# DIRECTION
Return the listing word for word, as given.
* BEGIN *
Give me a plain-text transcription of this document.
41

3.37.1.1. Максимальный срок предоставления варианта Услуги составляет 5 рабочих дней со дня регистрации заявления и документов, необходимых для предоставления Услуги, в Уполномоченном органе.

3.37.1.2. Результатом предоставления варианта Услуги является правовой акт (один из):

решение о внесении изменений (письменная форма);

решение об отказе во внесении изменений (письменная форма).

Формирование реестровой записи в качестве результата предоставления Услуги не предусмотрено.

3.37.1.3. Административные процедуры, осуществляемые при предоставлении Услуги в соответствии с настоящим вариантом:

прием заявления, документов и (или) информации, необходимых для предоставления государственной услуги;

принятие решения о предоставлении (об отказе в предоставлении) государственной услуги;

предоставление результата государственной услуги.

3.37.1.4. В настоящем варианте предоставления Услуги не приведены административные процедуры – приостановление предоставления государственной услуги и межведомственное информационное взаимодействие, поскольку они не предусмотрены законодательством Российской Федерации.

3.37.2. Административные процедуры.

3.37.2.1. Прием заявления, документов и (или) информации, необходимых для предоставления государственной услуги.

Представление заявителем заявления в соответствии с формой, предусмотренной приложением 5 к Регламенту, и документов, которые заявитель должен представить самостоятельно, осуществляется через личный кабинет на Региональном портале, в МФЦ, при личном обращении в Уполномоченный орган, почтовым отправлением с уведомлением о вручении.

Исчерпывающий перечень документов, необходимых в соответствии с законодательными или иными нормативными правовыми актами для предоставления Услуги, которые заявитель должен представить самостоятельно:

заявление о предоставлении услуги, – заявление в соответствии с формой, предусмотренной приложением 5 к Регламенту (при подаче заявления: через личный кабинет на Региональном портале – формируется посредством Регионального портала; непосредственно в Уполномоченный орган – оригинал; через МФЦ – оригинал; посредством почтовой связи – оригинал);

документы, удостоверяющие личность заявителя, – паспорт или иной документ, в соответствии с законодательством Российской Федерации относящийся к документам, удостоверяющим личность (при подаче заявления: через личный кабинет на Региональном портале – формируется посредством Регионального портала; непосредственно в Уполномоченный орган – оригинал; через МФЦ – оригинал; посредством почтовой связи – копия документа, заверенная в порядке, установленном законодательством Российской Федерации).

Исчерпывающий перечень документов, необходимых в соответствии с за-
* END *
# FULL ANSWER
Give me a plain-text transcription of this document.
41

3.37.1.1. Максимальный срок предоставления варианта Услуги составляет 5 рабочих дней со дня регистрации заявления и документов, необходимых для предоставления Услуги, в Уполномоченном органе.

3.37.1.2. Результатом предоставления варианта Услуги является правовой акт (один из):

решение о внесении изменений (письменная форма);

решение об отказе во внесении изменений (письменная форма).

Формирование реестровой записи в качестве результата предоставления Услуги не предусмотрено.

3.37.1.3. Административные процедуры, осуществляемые при предоставлении Услуги в соответствии с настоящим вариантом:

прием заявления, документов и (или) информации, необходимых для предоставления государственной услуги;

принятие решения о предоставлении (об отказе в предоставлении) государственной услуги;

предоставление результата государственной услуги.

3.37.1.4. В настоящем варианте предоставления Услуги не приведены административные процедуры – приостановление предоставления государственной услуги и межведомственное информационное взаимодействие, поскольку они не предусмотрены законодательством Российской Федерации.

3.37.2. Административные процедуры.

3.37.2.1. Прием заявления, документов и (или) информации, необходимых для предоставления государственной услуги.

Представление заявителем заявления в соответствии с формой, предусмотренной приложением 5 к Регламенту, и документов, которые заявитель должен представить самостоятельно, осуществляется через личный кабинет на Региональном портале, в МФЦ, при личном обращении в Уполномоченный орган, почтовым отправлением с уведомлением о вручении.

Исчерпывающий перечень документов, необходимых в соответствии с законодательными или иными нормативными правовыми актами для предоставления Услуги, которые заявитель должен представить самостоятельно:

заявление о предоставлении услуги, – заявление в соответствии с формой, предусмотренной приложением 5 к Регламенту (при подаче заявления: через личный кабинет на Региональном портале – формируется посредством Регионального портала; непосредственно в Уполномоченный орган – оригинал; через МФЦ – оригинал; посредством почтовой связи – оригинал);

документы, удостоверяющие личность заявителя, – паспорт или иной документ, в соответствии с законодательством Российской Федерации относящийся к документам, удостоверяющим личность (при подаче заявления: через личный кабинет на Региональном портале – формируется посредством Регионального портала; непосредственно в Уполномоченный орган – оригинал; через МФЦ – оригинал; посредством почтовой связи – копия документа, заверенная в порядке, установленном законодательством Российской Федерации).

Исчерпывающий перечень документов, необходимых в соответствии с за-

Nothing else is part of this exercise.